## TASK OBJECTIVE
Can you pull out each line of the data below that includes the word "this"?

## EXTRACTED DATA

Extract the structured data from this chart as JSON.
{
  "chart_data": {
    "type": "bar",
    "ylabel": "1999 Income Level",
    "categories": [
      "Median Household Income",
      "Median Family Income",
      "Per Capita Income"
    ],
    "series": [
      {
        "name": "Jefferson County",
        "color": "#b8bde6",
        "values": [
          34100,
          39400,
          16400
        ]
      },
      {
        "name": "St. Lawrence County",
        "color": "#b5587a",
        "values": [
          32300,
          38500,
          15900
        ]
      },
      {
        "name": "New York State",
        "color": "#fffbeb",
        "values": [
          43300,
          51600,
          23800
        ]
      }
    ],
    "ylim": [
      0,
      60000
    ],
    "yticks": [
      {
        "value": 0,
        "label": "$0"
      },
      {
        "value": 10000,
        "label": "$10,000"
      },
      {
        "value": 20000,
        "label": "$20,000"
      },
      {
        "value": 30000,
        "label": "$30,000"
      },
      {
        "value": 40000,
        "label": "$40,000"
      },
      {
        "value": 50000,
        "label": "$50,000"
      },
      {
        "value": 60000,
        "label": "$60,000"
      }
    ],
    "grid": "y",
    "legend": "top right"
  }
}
* * *
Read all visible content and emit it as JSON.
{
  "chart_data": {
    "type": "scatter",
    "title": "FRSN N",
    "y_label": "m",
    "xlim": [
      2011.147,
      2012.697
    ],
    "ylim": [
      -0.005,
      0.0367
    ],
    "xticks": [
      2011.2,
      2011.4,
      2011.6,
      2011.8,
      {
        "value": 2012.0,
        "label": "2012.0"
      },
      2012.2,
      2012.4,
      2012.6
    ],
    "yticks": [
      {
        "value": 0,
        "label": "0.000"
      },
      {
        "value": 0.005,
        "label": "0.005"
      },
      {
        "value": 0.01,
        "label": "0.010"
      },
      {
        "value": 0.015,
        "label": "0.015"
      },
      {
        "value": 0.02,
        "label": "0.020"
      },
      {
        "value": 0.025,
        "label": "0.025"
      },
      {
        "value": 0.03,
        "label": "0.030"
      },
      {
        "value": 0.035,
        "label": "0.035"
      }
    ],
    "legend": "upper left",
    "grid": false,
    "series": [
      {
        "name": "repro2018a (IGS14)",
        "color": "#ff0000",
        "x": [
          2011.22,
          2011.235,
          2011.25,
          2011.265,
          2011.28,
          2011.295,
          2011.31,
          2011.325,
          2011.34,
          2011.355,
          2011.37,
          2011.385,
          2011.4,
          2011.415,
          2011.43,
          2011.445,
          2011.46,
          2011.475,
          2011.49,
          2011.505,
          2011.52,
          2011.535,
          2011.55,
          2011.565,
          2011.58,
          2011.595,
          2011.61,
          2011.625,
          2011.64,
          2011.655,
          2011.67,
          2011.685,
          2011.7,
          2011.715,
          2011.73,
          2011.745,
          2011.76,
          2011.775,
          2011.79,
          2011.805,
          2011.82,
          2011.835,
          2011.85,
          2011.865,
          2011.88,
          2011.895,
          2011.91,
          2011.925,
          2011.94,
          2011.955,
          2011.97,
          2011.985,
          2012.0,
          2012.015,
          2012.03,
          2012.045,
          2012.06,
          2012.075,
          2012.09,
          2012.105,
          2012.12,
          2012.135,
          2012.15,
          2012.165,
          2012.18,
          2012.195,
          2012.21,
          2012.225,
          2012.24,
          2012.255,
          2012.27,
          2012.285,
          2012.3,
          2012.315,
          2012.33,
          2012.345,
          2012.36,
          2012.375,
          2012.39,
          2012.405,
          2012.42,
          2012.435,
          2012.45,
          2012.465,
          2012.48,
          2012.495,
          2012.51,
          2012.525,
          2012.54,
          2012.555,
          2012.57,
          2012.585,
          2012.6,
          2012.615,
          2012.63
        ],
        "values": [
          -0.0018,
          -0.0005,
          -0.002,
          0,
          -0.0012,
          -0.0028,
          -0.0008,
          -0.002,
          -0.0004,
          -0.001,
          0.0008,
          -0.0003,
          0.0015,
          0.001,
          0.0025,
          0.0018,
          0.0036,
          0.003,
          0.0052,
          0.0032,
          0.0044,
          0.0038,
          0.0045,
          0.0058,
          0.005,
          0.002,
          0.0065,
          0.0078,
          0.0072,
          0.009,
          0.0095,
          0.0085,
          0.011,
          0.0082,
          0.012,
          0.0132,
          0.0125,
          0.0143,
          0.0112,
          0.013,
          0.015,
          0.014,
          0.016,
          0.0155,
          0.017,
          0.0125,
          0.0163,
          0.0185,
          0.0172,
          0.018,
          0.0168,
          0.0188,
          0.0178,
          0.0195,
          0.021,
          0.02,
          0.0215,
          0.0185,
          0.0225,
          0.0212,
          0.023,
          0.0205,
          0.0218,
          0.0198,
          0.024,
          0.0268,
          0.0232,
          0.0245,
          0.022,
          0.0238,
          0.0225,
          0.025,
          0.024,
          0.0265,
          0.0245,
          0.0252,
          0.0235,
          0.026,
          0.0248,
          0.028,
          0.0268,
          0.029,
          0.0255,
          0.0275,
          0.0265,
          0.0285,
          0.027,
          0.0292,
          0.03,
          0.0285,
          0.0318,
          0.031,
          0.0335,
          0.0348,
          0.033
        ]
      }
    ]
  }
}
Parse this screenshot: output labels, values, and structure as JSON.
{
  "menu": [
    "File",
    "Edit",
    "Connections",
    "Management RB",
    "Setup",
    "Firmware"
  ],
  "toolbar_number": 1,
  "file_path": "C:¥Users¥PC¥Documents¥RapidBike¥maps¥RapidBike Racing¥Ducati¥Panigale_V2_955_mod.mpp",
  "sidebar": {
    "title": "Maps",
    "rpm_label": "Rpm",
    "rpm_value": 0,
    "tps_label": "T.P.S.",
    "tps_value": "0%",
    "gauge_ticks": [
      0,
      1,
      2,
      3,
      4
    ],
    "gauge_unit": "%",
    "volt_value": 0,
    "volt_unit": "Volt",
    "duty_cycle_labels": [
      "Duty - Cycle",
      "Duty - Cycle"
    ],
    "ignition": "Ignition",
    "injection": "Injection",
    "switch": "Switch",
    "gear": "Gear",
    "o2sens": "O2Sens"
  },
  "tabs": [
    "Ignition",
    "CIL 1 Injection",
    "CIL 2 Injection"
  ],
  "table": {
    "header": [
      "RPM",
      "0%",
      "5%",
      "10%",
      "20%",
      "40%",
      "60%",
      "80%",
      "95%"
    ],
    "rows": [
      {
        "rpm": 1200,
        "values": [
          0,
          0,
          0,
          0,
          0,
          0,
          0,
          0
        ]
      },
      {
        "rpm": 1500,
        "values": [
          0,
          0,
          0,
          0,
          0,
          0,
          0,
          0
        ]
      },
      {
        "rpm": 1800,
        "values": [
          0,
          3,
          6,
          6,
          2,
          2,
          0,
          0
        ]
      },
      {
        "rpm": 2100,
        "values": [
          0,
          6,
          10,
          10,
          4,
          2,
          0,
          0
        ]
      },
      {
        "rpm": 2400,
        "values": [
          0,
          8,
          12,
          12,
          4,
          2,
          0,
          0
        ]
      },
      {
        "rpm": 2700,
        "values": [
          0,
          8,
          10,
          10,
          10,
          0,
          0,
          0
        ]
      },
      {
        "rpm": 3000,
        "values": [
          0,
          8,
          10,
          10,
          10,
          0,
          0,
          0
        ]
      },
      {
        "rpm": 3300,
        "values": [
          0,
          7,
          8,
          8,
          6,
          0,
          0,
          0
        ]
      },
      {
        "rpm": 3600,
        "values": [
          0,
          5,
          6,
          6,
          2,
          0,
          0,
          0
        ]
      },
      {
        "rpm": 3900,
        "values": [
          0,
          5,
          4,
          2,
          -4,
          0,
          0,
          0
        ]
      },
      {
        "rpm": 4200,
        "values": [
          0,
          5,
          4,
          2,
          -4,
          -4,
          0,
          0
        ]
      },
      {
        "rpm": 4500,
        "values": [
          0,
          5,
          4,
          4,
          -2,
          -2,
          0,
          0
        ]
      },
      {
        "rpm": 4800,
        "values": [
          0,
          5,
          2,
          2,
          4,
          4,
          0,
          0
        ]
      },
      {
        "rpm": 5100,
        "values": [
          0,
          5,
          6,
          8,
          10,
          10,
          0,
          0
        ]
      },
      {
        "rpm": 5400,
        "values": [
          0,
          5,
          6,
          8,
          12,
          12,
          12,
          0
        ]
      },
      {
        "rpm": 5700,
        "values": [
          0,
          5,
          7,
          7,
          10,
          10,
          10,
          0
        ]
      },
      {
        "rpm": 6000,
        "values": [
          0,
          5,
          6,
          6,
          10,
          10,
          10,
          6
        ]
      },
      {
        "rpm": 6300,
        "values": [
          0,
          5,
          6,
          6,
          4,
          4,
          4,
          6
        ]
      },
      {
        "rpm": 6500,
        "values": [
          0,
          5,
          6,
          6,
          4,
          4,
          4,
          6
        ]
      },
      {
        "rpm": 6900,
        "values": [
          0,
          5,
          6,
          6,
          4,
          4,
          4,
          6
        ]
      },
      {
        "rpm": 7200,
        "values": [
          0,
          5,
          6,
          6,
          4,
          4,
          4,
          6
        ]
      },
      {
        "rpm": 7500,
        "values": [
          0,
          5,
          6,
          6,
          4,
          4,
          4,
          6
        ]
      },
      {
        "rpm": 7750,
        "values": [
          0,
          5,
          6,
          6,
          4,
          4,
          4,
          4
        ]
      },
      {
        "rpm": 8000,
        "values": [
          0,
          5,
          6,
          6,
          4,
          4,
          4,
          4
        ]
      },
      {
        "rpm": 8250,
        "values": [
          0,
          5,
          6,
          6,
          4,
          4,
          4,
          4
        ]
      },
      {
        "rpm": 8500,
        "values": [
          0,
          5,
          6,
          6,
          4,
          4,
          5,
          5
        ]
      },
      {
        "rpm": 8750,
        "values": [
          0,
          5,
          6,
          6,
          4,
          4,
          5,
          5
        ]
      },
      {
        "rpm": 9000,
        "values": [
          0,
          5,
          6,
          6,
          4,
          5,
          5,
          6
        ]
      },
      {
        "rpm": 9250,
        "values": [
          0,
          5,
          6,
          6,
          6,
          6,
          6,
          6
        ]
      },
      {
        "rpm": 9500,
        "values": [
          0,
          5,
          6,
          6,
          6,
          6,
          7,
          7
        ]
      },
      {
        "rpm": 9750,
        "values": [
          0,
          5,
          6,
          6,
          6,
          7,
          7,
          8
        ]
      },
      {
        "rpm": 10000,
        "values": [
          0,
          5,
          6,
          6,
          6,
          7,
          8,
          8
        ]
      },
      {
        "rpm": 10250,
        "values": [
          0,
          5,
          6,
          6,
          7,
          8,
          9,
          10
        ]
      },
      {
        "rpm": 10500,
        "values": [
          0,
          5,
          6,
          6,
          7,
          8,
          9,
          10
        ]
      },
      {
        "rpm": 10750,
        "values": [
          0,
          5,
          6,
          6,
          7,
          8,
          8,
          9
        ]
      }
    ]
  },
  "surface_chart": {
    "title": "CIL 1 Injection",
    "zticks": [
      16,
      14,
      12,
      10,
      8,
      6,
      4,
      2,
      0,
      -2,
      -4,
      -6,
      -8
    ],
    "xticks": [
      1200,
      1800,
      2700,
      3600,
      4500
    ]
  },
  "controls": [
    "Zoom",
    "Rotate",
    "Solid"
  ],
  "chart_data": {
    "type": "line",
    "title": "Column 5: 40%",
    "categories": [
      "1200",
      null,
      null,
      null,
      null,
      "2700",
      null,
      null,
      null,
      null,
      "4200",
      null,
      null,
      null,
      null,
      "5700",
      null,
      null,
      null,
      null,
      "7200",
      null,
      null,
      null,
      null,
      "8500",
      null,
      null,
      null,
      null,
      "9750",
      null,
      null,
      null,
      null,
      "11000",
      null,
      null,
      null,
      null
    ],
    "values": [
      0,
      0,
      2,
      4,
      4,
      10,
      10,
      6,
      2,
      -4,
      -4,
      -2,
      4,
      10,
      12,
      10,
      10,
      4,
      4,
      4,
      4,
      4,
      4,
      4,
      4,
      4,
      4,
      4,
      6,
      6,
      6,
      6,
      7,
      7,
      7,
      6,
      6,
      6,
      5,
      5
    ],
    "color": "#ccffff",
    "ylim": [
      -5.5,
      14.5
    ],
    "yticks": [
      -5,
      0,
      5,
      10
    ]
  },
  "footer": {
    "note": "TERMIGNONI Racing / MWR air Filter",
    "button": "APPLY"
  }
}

## FULL ANSWER
Extract the structured data from this chart as JSON.
Parse this screenshot: output labels, values, and structure as JSON.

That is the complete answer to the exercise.